Exercise brief
Copy out the stretch of the listing from its very first line through the line that contains "sentence-3-continuation xyxy=(117,703,271,724)", keeping every line word for word.

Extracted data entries
+ + + + + + +

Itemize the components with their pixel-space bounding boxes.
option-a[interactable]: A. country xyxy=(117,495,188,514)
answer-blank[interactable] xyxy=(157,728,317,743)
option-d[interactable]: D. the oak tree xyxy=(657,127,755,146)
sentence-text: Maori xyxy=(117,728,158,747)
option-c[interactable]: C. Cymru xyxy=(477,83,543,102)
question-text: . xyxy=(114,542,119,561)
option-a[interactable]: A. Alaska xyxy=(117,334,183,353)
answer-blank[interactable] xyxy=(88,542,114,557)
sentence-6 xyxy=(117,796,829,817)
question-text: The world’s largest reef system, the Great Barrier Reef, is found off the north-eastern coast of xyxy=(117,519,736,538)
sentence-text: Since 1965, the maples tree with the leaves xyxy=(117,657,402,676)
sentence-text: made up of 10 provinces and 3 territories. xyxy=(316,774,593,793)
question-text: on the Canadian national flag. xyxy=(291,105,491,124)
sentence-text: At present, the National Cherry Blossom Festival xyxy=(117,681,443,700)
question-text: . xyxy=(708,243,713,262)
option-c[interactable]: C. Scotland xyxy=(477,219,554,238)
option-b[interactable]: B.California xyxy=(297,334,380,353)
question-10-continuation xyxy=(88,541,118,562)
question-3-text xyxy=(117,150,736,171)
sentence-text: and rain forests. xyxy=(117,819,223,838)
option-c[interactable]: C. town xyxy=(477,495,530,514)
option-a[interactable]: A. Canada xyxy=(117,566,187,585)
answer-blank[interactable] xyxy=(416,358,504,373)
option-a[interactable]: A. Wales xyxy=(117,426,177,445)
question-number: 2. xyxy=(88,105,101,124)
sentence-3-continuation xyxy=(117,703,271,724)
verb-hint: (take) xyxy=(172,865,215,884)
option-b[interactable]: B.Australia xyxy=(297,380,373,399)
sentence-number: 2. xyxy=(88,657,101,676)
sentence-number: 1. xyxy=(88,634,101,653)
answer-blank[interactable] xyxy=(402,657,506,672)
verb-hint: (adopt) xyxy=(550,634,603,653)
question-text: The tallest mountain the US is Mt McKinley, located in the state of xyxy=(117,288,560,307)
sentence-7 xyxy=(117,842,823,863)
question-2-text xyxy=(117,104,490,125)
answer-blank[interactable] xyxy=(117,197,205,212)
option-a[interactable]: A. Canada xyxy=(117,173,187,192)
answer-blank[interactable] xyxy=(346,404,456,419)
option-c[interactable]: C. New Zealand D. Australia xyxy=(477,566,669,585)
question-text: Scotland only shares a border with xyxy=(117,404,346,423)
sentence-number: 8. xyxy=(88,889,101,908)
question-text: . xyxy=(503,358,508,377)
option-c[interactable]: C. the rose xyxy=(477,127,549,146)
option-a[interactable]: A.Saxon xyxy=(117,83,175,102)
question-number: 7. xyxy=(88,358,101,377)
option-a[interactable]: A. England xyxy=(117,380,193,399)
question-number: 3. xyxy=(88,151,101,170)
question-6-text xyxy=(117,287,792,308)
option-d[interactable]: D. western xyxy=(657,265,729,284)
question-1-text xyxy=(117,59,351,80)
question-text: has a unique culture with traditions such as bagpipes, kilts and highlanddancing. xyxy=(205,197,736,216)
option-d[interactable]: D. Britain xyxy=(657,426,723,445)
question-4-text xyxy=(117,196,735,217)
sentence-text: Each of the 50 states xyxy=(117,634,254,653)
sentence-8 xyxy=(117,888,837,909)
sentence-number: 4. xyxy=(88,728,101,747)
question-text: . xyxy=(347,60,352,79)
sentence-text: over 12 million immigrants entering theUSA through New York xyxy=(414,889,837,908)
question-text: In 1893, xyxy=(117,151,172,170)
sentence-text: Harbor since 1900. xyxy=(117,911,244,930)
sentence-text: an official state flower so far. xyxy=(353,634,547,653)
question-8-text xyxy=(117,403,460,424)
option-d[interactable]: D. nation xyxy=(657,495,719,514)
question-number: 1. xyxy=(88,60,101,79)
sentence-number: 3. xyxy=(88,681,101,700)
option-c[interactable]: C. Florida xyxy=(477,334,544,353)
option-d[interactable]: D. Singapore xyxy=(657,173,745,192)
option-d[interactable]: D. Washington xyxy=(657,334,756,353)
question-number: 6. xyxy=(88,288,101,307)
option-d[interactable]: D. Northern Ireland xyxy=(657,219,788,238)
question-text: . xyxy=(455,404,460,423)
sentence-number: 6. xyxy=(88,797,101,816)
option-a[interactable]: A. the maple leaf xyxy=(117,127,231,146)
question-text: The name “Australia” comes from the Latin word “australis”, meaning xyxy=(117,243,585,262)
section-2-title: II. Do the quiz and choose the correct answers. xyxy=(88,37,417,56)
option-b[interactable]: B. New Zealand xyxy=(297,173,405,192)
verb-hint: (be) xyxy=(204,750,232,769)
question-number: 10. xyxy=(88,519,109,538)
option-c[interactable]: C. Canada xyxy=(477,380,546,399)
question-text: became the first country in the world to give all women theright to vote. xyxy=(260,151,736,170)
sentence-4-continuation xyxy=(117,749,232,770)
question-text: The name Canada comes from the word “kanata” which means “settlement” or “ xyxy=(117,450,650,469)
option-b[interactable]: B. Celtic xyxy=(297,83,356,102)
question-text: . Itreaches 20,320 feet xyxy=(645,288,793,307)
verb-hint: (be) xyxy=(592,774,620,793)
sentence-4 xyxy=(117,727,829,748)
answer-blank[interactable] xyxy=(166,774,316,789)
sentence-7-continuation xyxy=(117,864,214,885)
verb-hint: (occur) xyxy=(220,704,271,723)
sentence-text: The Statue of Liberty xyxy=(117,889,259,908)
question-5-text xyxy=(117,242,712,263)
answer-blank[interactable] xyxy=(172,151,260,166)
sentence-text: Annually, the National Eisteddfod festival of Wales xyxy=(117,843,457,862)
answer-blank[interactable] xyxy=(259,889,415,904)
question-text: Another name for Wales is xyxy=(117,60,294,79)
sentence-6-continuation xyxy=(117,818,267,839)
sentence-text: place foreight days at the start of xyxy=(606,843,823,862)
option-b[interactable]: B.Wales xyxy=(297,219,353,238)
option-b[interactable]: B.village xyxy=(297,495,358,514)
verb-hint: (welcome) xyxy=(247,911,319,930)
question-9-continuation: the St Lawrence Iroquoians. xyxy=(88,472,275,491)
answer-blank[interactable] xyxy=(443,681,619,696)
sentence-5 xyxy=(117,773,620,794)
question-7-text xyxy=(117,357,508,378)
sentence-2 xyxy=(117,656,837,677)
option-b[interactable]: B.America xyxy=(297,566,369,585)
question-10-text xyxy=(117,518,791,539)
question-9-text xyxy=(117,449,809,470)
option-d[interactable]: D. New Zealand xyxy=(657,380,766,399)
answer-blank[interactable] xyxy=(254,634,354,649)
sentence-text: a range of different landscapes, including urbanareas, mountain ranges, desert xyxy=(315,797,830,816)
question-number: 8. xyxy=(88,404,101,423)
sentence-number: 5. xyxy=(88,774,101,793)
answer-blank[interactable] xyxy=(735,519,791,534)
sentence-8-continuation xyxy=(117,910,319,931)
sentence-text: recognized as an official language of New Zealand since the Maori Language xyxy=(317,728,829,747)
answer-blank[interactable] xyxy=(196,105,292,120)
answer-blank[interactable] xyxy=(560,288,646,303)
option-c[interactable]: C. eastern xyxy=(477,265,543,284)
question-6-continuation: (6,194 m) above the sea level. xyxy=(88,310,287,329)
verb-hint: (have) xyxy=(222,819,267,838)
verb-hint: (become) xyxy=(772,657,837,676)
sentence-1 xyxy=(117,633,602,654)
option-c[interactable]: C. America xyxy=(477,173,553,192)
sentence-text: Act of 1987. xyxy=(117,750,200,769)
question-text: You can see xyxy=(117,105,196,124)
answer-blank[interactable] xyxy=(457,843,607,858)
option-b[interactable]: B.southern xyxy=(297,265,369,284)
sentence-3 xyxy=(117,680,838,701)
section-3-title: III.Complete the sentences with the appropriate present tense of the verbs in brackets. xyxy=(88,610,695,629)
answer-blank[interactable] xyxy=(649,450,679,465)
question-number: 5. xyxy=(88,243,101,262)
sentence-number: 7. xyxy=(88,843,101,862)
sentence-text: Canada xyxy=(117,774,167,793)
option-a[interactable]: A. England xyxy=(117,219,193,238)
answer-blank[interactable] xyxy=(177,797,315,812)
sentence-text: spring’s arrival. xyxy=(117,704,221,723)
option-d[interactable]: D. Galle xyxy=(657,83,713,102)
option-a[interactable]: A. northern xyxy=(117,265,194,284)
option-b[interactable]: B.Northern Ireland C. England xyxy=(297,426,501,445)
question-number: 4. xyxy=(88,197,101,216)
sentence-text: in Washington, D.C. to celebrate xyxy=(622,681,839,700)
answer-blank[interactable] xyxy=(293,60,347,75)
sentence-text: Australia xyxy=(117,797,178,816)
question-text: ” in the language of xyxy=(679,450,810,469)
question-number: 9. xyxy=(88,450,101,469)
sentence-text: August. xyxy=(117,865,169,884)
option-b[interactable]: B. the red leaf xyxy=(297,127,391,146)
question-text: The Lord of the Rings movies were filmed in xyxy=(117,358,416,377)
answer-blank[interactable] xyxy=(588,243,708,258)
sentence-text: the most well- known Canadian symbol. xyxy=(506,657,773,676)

+ + + + + + +

Answer to the exercise
Itemize the components with their pixel-space bounding boxes.
option-a[interactable]: A. country xyxy=(117,495,188,514)
answer-blank[interactable] xyxy=(157,728,317,743)
option-d[interactable]: D. the oak tree xyxy=(657,127,755,146)
sentence-text: Maori xyxy=(117,728,158,747)
option-c[interactable]: C. Cymru xyxy=(477,83,543,102)
question-text: . xyxy=(114,542,119,561)
option-a[interactable]: A. Alaska xyxy=(117,334,183,353)
answer-blank[interactable] xyxy=(88,542,114,557)
sentence-6 xyxy=(117,796,829,817)
question-text: The world’s largest reef system, the Great Barrier Reef, is found off the north-eastern coast of xyxy=(117,519,736,538)
sentence-text: Since 1965, the maples tree with the leaves xyxy=(117,657,402,676)
sentence-text: made up of 10 provinces and 3 territories. xyxy=(316,774,593,793)
question-text: on the Canadian national flag. xyxy=(291,105,491,124)
sentence-text: At present, the National Cherry Blossom Festival xyxy=(117,681,443,700)
question-text: . xyxy=(708,243,713,262)
option-c[interactable]: C. Scotland xyxy=(477,219,554,238)
option-b[interactable]: B.California xyxy=(297,334,380,353)
question-10-continuation xyxy=(88,541,118,562)
question-3-text xyxy=(117,150,736,171)
sentence-text: and rain forests. xyxy=(117,819,223,838)
option-c[interactable]: C. town xyxy=(477,495,530,514)
option-a[interactable]: A. Canada xyxy=(117,566,187,585)
answer-blank[interactable] xyxy=(416,358,504,373)
option-a[interactable]: A. Wales xyxy=(117,426,177,445)
question-number: 2. xyxy=(88,105,101,124)
sentence-3-continuation xyxy=(117,703,271,724)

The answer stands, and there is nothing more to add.